> **WRITTEN REQUEST**: Write out the material below line for line, changing nothing.

> **RECORDED INFORMATION**:
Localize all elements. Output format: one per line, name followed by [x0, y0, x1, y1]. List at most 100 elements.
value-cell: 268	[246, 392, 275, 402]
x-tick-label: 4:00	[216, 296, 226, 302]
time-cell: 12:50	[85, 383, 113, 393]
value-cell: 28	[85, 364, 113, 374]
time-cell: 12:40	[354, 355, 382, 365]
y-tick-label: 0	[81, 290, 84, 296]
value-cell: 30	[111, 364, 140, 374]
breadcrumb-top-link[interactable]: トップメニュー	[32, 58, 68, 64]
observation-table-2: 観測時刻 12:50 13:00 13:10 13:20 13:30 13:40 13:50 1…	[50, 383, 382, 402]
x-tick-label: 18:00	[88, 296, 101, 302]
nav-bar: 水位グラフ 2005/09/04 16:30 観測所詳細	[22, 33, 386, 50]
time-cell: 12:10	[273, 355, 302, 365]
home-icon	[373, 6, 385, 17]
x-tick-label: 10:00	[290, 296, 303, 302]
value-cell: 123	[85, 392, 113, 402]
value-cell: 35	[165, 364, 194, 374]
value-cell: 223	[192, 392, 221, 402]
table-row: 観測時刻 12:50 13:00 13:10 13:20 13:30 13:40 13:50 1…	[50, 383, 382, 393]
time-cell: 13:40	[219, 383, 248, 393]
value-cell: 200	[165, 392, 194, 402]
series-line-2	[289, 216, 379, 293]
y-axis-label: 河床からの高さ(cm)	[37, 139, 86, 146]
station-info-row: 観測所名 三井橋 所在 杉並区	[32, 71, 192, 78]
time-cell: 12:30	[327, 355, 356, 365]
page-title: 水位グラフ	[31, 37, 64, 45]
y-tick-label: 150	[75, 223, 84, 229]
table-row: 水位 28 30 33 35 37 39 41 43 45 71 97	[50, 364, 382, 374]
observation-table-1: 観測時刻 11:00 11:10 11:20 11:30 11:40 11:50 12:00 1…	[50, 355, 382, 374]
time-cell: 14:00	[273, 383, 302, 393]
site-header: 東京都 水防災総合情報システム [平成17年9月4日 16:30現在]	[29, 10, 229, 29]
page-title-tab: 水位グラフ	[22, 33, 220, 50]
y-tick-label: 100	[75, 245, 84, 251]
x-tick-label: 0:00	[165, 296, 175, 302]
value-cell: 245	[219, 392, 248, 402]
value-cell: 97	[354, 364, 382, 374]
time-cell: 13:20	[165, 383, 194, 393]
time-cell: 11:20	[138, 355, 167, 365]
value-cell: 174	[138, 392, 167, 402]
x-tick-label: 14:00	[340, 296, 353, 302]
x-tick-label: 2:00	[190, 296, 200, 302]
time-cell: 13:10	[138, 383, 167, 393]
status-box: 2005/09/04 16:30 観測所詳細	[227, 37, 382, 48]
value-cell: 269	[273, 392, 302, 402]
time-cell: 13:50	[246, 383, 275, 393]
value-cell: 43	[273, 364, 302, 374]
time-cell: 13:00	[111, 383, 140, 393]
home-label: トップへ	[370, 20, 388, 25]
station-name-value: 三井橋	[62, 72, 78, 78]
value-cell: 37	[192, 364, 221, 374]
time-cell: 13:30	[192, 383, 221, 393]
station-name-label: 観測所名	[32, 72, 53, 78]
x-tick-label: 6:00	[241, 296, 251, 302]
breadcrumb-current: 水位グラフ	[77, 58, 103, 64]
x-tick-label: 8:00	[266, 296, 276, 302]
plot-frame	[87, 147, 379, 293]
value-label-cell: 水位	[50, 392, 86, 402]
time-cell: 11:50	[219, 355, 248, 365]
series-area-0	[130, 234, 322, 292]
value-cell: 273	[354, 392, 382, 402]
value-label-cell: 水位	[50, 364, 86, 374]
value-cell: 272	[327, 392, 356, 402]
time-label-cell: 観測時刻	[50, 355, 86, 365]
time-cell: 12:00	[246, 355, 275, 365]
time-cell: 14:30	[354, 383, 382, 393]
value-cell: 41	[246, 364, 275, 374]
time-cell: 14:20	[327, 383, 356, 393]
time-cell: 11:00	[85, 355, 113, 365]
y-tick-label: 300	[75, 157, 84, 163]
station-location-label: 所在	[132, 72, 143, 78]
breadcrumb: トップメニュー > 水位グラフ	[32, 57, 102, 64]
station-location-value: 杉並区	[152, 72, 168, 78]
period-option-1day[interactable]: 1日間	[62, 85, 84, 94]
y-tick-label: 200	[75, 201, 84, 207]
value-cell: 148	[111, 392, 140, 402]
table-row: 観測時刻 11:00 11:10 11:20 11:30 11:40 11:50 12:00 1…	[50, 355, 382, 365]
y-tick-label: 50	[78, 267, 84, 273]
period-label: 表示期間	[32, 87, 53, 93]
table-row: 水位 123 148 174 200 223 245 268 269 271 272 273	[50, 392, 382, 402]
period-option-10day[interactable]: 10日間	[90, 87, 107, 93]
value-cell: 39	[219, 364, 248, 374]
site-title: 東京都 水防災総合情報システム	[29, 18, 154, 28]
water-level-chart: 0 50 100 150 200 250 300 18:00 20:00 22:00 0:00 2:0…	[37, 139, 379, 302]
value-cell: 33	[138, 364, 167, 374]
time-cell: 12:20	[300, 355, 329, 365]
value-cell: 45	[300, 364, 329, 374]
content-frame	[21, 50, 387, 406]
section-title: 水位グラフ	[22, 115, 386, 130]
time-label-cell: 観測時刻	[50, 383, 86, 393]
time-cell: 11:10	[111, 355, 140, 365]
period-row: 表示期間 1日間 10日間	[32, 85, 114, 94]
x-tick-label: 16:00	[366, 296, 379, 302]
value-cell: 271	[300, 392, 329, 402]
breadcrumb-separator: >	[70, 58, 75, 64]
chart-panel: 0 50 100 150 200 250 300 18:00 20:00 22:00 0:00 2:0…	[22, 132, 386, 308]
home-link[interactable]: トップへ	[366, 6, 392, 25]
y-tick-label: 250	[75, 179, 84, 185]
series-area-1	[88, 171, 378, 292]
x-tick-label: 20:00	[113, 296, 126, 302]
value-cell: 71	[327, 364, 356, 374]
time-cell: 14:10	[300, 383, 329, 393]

> **ANSWER BELOW**:
Localize all elements. Output format: one per line, name followed by [x0, y0, x1, y1]. List at most 100 elements.
value-cell: 268	[246, 392, 275, 402]
x-tick-label: 4:00	[216, 296, 226, 302]
time-cell: 12:50	[85, 383, 113, 393]
value-cell: 28	[85, 364, 113, 374]
time-cell: 12:40	[354, 355, 382, 365]
y-tick-label: 0	[81, 290, 84, 296]
value-cell: 30	[111, 364, 140, 374]
breadcrumb-top-link[interactable]: トップメニュー	[32, 58, 68, 64]
observation-table-2: 観測時刻 12:50 13:00 13:10 13:20 13:30 13:40 13:50 1…	[50, 383, 382, 402]
x-tick-label: 18:00	[88, 296, 101, 302]
nav-bar: 水位グラフ 2005/09/04 16:30 観測所詳細	[22, 33, 386, 50]
time-cell: 12:10	[273, 355, 302, 365]
home-icon	[373, 6, 385, 17]
x-tick-label: 10:00	[290, 296, 303, 302]
value-cell: 123	[85, 392, 113, 402]
value-cell: 35	[165, 364, 194, 374]
value-cell: 223	[192, 392, 221, 402]
table-row: 観測時刻 12:50 13:00 13:10 13:20 13:30 13:40 13:50 1…	[50, 383, 382, 393]
time-cell: 13:40	[219, 383, 248, 393]
value-cell: 200	[165, 392, 194, 402]
series-line-2	[289, 216, 379, 293]
y-axis-label: 河床からの高さ(cm)	[37, 139, 86, 146]
station-info-row: 観測所名 三井橋 所在 杉並区	[32, 71, 192, 78]
time-cell: 12:30	[327, 355, 356, 365]
page-title: 水位グラフ	[31, 37, 64, 45]
y-tick-label: 150	[75, 223, 84, 229]
table-row: 水位 28 30 33 35 37 39 41 43 45 71 97	[50, 364, 382, 374]
observation-table-1: 観測時刻 11:00 11:10 11:20 11:30 11:40 11:50 12:00 1…	[50, 355, 382, 374]
time-cell: 14:00	[273, 383, 302, 393]
site-header: 東京都 水防災総合情報システム [平成17年9月4日 16:30現在]	[29, 10, 229, 29]
page-title-tab: 水位グラフ	[22, 33, 220, 50]
y-tick-label: 100	[75, 245, 84, 251]
x-tick-label: 0:00	[165, 296, 175, 302]
value-cell: 245	[219, 392, 248, 402]
value-cell: 97	[354, 364, 382, 374]
time-cell: 13:20	[165, 383, 194, 393]
time-cell: 11:20	[138, 355, 167, 365]
value-cell: 174	[138, 392, 167, 402]
x-tick-label: 14:00	[340, 296, 353, 302]
x-tick-label: 2:00	[190, 296, 200, 302]
time-cell: 13:10	[138, 383, 167, 393]
status-box: 2005/09/04 16:30 観測所詳細	[227, 37, 382, 48]
value-cell: 269	[273, 392, 302, 402]
time-cell: 13:50	[246, 383, 275, 393]
value-cell: 43	[273, 364, 302, 374]
time-cell: 13:00	[111, 383, 140, 393]
home-label: トップへ	[370, 20, 388, 25]
station-name-value: 三井橋	[62, 72, 78, 78]
value-cell: 37	[192, 364, 221, 374]
time-cell: 13:30	[192, 383, 221, 393]
station-name-label: 観測所名	[32, 72, 53, 78]
x-tick-label: 6:00	[241, 296, 251, 302]
breadcrumb-current: 水位グラフ	[77, 58, 103, 64]
x-tick-label: 8:00	[266, 296, 276, 302]
plot-frame	[87, 147, 379, 293]
value-label-cell: 水位	[50, 392, 86, 402]
time-cell: 11:50	[219, 355, 248, 365]
series-area-0	[130, 234, 322, 292]
value-cell: 273	[354, 392, 382, 402]
value-label-cell: 水位	[50, 364, 86, 374]
value-cell: 272	[327, 392, 356, 402]
time-label-cell: 観測時刻	[50, 355, 86, 365]
time-cell: 12:00	[246, 355, 275, 365]
time-cell: 14:30	[354, 383, 382, 393]
value-cell: 41	[246, 364, 275, 374]
time-cell: 14:20	[327, 383, 356, 393]
time-cell: 11:00	[85, 355, 113, 365]
y-tick-label: 300	[75, 157, 84, 163]
station-location-label: 所在	[132, 72, 143, 78]
breadcrumb: トップメニュー > 水位グラフ	[32, 57, 102, 64]
station-location-value: 杉並区	[152, 72, 168, 78]
period-option-1day[interactable]: 1日間	[62, 85, 84, 94]
y-tick-label: 200	[75, 201, 84, 207]
value-cell: 148	[111, 392, 140, 402]
table-row: 観測時刻 11:00 11:10 11:20 11:30 11:40 11:50 12:00 1…	[50, 355, 382, 365]
y-tick-label: 50	[78, 267, 84, 273]
period-label: 表示期間	[32, 87, 53, 93]
table-row: 水位 123 148 174 200 223 245 268 269 271 272 273	[50, 392, 382, 402]
period-option-10day[interactable]: 10日間	[90, 87, 107, 93]
value-cell: 39	[219, 364, 248, 374]
site-title: 東京都 水防災総合情報システム	[29, 18, 154, 28]
water-level-chart: 0 50 100 150 200 250 300 18:00 20:00 22:00 0:00 2:0…	[37, 139, 379, 302]
value-cell: 33	[138, 364, 167, 374]
time-cell: 12:20	[300, 355, 329, 365]
value-cell: 45	[300, 364, 329, 374]
content-frame	[21, 50, 387, 406]
section-title: 水位グラフ	[22, 115, 386, 130]
time-label-cell: 観測時刻	[50, 383, 86, 393]
time-cell: 11:10	[111, 355, 140, 365]
period-row: 表示期間 1日間 10日間	[32, 85, 114, 94]
x-tick-label: 16:00	[366, 296, 379, 302]
value-cell: 271	[300, 392, 329, 402]
breadcrumb-separator: >	[70, 58, 75, 64]
chart-panel: 0 50 100 150 200 250 300 18:00 20:00 22:00 0:00 2:0…	[22, 132, 386, 308]
home-link[interactable]: トップへ	[366, 6, 392, 25]
y-tick-label: 250	[75, 179, 84, 185]
series-area-1	[88, 171, 378, 292]
x-tick-label: 20:00	[113, 296, 126, 302]
value-cell: 71	[327, 364, 356, 374]
time-cell: 14:10	[300, 383, 329, 393]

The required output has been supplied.